Challenge -> Go through the material and tally the lines containing the string "type". Give the total alone.

Given data ->

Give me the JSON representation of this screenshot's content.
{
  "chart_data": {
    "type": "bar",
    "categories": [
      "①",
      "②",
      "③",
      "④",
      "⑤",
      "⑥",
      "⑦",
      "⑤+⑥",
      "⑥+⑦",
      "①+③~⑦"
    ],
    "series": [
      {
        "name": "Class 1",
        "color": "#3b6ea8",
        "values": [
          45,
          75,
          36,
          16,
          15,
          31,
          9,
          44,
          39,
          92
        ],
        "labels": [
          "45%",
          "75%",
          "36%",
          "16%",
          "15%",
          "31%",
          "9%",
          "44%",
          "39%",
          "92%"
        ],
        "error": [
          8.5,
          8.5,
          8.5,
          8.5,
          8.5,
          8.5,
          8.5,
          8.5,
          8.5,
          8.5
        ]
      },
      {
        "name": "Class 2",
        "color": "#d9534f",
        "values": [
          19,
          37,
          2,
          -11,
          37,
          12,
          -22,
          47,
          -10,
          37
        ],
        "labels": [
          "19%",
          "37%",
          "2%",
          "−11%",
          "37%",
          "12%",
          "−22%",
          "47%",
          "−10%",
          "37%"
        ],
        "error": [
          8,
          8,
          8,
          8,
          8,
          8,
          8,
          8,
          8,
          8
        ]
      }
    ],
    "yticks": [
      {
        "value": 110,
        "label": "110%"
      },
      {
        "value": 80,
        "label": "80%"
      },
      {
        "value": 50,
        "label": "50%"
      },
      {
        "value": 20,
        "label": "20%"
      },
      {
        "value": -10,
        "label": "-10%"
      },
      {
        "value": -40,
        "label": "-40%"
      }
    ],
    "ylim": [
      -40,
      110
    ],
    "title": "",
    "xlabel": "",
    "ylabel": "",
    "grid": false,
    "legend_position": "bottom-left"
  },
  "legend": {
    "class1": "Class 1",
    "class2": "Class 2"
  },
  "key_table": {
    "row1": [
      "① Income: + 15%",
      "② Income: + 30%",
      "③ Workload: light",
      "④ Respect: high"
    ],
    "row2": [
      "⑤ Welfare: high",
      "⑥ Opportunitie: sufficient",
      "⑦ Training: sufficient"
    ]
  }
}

* * *

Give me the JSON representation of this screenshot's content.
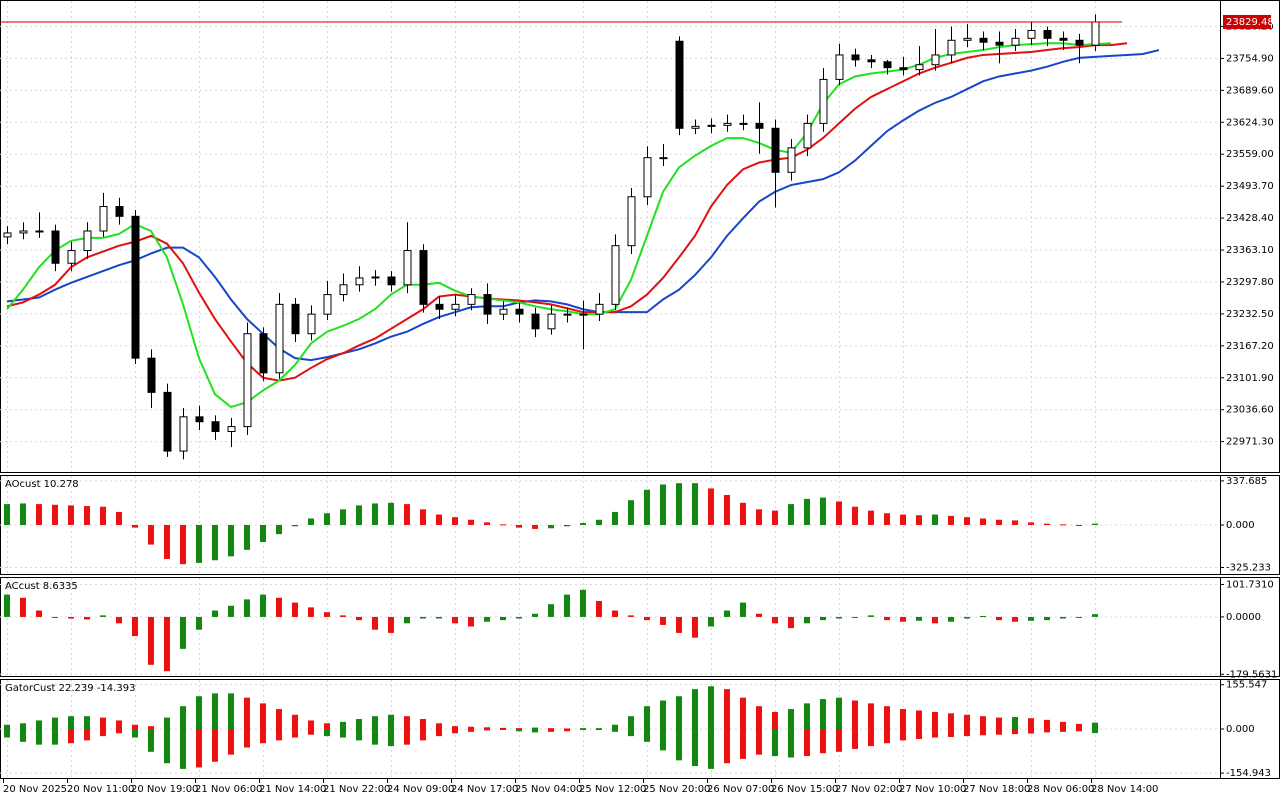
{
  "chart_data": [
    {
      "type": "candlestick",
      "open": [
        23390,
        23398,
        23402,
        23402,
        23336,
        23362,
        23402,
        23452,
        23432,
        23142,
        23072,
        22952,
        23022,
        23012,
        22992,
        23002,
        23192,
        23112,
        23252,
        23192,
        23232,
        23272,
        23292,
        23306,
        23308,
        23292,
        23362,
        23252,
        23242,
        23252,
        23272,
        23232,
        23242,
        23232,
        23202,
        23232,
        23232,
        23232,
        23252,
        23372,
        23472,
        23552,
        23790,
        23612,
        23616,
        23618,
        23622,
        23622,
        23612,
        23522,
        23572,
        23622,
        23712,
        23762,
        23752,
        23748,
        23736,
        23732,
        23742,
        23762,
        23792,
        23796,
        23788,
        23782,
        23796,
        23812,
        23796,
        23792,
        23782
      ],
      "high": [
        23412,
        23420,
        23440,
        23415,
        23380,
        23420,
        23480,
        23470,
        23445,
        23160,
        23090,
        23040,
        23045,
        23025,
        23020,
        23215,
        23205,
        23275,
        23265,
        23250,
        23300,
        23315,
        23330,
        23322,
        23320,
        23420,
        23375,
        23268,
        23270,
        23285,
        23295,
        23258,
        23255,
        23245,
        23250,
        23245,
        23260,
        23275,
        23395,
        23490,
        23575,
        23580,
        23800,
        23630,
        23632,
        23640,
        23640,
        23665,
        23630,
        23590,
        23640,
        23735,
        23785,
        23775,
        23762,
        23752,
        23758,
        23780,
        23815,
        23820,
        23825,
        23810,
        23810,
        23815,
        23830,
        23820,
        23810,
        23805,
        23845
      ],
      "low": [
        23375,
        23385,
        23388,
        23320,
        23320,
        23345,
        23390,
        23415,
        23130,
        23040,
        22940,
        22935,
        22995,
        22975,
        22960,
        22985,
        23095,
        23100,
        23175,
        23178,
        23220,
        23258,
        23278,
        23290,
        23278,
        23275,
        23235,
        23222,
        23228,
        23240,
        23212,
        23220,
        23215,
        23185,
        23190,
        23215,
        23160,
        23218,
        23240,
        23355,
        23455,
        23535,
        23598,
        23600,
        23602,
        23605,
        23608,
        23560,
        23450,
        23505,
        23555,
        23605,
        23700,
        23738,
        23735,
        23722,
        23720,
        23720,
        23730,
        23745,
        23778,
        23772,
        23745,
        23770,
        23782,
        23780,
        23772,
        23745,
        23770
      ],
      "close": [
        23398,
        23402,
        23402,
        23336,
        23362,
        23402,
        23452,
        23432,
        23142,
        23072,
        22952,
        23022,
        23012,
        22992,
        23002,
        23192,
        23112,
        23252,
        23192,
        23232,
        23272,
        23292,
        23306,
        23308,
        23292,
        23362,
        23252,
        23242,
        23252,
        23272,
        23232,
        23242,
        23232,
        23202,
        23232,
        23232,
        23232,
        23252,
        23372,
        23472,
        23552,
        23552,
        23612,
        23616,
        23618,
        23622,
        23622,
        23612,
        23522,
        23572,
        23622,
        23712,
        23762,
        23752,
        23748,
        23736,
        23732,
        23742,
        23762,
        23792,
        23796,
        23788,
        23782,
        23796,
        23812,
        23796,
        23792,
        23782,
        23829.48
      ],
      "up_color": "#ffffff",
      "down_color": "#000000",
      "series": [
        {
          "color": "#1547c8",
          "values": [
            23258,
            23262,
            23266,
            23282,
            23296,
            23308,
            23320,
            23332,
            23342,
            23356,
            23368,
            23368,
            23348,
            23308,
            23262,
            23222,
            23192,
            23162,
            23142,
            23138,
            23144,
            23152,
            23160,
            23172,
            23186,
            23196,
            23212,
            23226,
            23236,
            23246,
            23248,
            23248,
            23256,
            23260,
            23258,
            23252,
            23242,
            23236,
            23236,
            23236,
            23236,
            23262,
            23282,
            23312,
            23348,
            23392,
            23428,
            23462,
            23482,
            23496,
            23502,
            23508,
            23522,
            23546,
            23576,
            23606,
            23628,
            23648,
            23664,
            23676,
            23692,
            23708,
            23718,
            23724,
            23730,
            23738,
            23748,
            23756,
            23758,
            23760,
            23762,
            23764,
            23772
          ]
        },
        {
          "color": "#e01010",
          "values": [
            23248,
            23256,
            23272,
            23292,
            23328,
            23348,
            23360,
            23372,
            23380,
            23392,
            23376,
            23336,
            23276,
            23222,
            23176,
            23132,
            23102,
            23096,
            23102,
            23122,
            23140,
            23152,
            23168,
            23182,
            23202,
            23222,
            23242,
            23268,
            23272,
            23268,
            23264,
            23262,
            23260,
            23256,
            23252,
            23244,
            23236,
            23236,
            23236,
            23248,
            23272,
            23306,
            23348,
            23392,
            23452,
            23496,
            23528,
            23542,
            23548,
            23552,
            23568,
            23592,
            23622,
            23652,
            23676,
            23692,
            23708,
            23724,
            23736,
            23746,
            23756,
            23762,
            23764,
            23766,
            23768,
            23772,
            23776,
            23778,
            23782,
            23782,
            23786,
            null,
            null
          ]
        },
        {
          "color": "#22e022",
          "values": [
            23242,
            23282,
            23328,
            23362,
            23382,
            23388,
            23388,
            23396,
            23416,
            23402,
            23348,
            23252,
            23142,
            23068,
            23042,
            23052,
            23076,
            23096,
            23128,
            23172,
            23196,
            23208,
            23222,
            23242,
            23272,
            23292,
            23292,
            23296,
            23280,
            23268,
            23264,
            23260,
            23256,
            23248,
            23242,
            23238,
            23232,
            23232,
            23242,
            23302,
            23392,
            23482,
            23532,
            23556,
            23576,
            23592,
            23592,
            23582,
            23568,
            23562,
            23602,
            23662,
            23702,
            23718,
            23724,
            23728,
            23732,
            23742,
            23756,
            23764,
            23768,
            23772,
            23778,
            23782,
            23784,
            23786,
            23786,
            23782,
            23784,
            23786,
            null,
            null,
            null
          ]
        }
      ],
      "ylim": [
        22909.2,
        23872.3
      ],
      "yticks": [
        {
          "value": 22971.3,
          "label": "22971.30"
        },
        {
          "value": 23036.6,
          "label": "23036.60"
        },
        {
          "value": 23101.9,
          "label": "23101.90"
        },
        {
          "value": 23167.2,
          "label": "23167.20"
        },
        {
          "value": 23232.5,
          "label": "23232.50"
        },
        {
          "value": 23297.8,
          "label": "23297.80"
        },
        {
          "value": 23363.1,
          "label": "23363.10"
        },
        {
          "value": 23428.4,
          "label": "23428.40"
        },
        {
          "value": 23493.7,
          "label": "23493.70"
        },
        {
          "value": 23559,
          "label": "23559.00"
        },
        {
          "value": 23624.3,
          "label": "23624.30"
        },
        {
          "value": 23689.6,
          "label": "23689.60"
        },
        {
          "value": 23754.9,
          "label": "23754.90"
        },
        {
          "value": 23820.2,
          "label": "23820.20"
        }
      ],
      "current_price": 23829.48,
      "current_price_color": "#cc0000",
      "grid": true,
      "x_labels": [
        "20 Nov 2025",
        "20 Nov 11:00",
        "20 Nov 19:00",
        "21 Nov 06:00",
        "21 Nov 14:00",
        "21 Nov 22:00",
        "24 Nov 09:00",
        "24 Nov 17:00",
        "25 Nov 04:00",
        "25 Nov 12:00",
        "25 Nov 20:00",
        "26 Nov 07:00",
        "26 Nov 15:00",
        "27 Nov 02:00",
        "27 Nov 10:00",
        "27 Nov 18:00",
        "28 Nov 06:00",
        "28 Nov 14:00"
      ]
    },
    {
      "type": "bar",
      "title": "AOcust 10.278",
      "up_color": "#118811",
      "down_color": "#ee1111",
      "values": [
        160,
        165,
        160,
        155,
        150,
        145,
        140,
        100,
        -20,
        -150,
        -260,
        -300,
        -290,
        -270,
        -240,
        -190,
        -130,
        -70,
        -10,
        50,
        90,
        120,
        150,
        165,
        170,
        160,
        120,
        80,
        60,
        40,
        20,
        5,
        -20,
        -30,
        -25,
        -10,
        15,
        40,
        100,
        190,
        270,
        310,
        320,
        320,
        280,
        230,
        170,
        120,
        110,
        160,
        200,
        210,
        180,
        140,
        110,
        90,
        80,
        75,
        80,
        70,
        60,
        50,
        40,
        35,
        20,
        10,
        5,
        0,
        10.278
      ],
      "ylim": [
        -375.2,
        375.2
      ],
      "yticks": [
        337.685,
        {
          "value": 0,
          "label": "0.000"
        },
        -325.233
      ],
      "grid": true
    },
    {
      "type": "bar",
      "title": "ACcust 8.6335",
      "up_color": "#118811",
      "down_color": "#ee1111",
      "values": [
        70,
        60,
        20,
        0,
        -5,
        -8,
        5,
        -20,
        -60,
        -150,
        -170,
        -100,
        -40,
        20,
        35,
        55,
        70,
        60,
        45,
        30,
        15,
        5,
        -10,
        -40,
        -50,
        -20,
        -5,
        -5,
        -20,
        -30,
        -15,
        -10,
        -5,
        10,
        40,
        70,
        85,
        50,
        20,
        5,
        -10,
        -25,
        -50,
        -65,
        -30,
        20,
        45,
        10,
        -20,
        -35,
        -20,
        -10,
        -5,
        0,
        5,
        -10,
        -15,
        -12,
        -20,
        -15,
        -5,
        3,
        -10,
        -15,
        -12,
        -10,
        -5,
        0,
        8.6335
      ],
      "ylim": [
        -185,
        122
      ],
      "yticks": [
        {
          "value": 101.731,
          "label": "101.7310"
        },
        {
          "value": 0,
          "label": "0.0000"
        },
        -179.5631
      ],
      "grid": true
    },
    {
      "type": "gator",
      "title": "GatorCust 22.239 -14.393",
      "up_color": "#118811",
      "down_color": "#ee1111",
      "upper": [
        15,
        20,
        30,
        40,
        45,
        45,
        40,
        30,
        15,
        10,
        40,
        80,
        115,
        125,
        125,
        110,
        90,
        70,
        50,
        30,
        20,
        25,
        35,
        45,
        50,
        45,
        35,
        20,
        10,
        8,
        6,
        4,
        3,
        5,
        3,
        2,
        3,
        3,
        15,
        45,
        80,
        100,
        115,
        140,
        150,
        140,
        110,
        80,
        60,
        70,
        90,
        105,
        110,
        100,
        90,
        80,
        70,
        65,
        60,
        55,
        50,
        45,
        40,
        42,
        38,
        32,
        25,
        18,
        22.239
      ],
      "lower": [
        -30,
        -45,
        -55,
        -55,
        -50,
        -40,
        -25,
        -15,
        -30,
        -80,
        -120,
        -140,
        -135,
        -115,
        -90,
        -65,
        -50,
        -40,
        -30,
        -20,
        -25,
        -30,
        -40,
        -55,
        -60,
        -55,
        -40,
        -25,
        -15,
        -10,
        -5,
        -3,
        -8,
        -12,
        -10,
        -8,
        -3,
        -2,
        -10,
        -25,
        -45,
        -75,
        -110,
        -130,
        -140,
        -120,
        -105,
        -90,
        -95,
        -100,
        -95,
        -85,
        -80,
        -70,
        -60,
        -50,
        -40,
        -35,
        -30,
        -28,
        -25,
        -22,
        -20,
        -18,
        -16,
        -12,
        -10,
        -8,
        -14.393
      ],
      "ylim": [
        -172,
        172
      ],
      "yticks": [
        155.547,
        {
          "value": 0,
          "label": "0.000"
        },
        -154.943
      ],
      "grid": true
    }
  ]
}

Solution for this exercise -> 5